• OBJECTIVE:
Restate the full listing word for word and leave the pictures out.

• Extracted records:
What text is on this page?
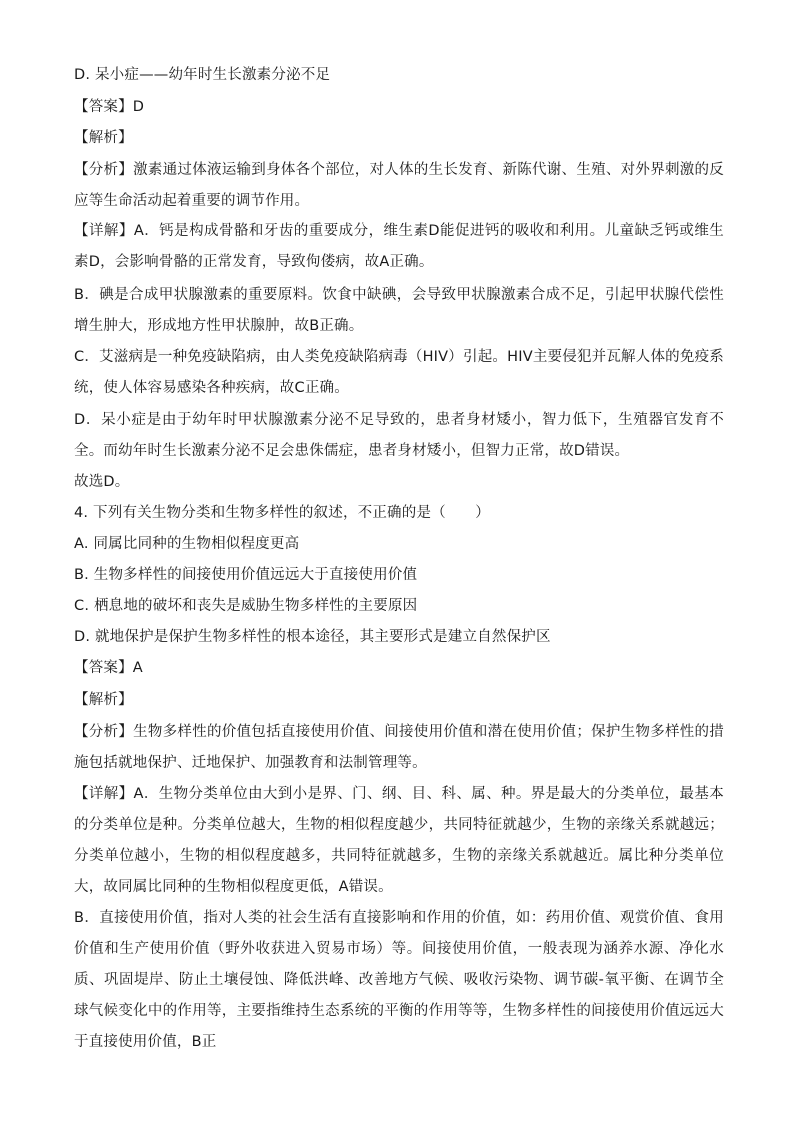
D. 呆小症——幼年时生长激素分泌不足

【答案】D

【解析】

【分析】激素通过体液运输到身体各个部位，对人体的生长发育、新陈代谢、生殖、对外界刺激的反应等生命活动起着重要的调节作用。

【详解】A．钙是构成骨骼和牙齿的重要成分，维生素D能促进钙的吸收和利用。儿童缺乏钙或维生素D，会影响骨骼的正常发育，导致佝偻病，故A正确。

B．碘是合成甲状腺激素的重要原料。饮食中缺碘，会导致甲状腺激素合成不足，引起甲状腺代偿性增生肿大，形成地方性甲状腺肿，故B正确。

C．艾滋病是一种免疫缺陷病，由人类免疫缺陷病毒（HIV）引起。HIV主要侵犯并瓦解人体的免疫系统，使人体容易感染各种疾病，故C正确。

D．呆小症是由于幼年时甲状腺激素分泌不足导致的，患者身材矮小，智力低下，生殖器官发育不全。而幼年时生长激素分泌不足会患侏儒症，患者身材矮小，但智力正常，故D错误。

故选D。

4. 下列有关生物分类和生物多样性的叙述，不正确的是（　　）

A. 同属比同种的生物相似程度更高

B. 生物多样性的间接使用价值远远大于直接使用价值

C. 栖息地的破坏和丧失是威胁生物多样性的主要原因

D. 就地保护是保护生物多样性的根本途径，其主要形式是建立自然保护区

【答案】A

【解析】

【分析】生物多样性的价值包括直接使用价值、间接使用价值和潜在使用价值；保护生物多样性的措施包括就地保护、迁地保护、加强教育和法制管理等。

【详解】A．生物分类单位由大到小是界、门、纲、目、科、属、种。界是最大的分类单位，最基本的分类单位是种。分类单位越大，生物的相似程度越少，共同特征就越少，生物的亲缘关系就越远；分类单位越小，生物的相似程度越多，共同特征就越多，生物的亲缘关系就越近。属比种分类单位大，故同属比同种的生物相似程度更低，A错误。

B．直接使用价值，指对人类的社会生活有直接影响和作用的价值，如：药用价值、观赏价值、食用价值和生产使用价值（野外收获进入贸易市场）等。间接使用价值，一般表现为涵养水源、净化水质、巩固堤岸、防止土壤侵蚀、降低洪峰、改善地方气候、吸收污染物、调节碳-氧平衡、在调节全球气候变化中的作用等，主要指维持生态系统的平衡的作用等等，生物多样性的间接使用价值远远大于直接使用价值，B正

• SOLUTION BELOW:
What text is on this page?
D. 呆小症——幼年时生长激素分泌不足

【答案】D

【解析】

【分析】激素通过体液运输到身体各个部位，对人体的生长发育、新陈代谢、生殖、对外界刺激的反应等生命活动起着重要的调节作用。

【详解】A．钙是构成骨骼和牙齿的重要成分，维生素D能促进钙的吸收和利用。儿童缺乏钙或维生素D，会影响骨骼的正常发育，导致佝偻病，故A正确。

B．碘是合成甲状腺激素的重要原料。饮食中缺碘，会导致甲状腺激素合成不足，引起甲状腺代偿性增生肿大，形成地方性甲状腺肿，故B正确。

C．艾滋病是一种免疫缺陷病，由人类免疫缺陷病毒（HIV）引起。HIV主要侵犯并瓦解人体的免疫系统，使人体容易感染各种疾病，故C正确。

D．呆小症是由于幼年时甲状腺激素分泌不足导致的，患者身材矮小，智力低下，生殖器官发育不全。而幼年时生长激素分泌不足会患侏儒症，患者身材矮小，但智力正常，故D错误。

故选D。

4. 下列有关生物分类和生物多样性的叙述，不正确的是（　　）

A. 同属比同种的生物相似程度更高

B. 生物多样性的间接使用价值远远大于直接使用价值

C. 栖息地的破坏和丧失是威胁生物多样性的主要原因

D. 就地保护是保护生物多样性的根本途径，其主要形式是建立自然保护区

【答案】A

【解析】

【分析】生物多样性的价值包括直接使用价值、间接使用价值和潜在使用价值；保护生物多样性的措施包括就地保护、迁地保护、加强教育和法制管理等。

【详解】A．生物分类单位由大到小是界、门、纲、目、科、属、种。界是最大的分类单位，最基本的分类单位是种。分类单位越大，生物的相似程度越少，共同特征就越少，生物的亲缘关系就越远；分类单位越小，生物的相似程度越多，共同特征就越多，生物的亲缘关系就越近。属比种分类单位大，故同属比同种的生物相似程度更低，A错误。

B．直接使用价值，指对人类的社会生活有直接影响和作用的价值，如：药用价值、观赏价值、食用价值和生产使用价值（野外收获进入贸易市场）等。间接使用价值，一般表现为涵养水源、净化水质、巩固堤岸、防止土壤侵蚀、降低洪峰、改善地方气候、吸收污染物、调节碳-氧平衡、在调节全球气候变化中的作用等，主要指维持生态系统的平衡的作用等等，生物多样性的间接使用价值远远大于直接使用价值，B正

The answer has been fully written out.